◆ **Directive**: Reproduce all of the data exactly, with no line skipped.

◆ **Entries shown**:

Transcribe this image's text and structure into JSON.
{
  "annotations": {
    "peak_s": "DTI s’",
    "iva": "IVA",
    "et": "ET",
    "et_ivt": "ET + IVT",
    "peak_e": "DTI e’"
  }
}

◆ **Full answer**:
Transcribe this image's text and structure into JSON.
{
  "annotations": {
    "peak_s": "DTI s’",
    "iva": "IVA",
    "et": "ET",
    "et_ivt": "ET + IVT",
    "peak_e": "DTI e’"
  }
}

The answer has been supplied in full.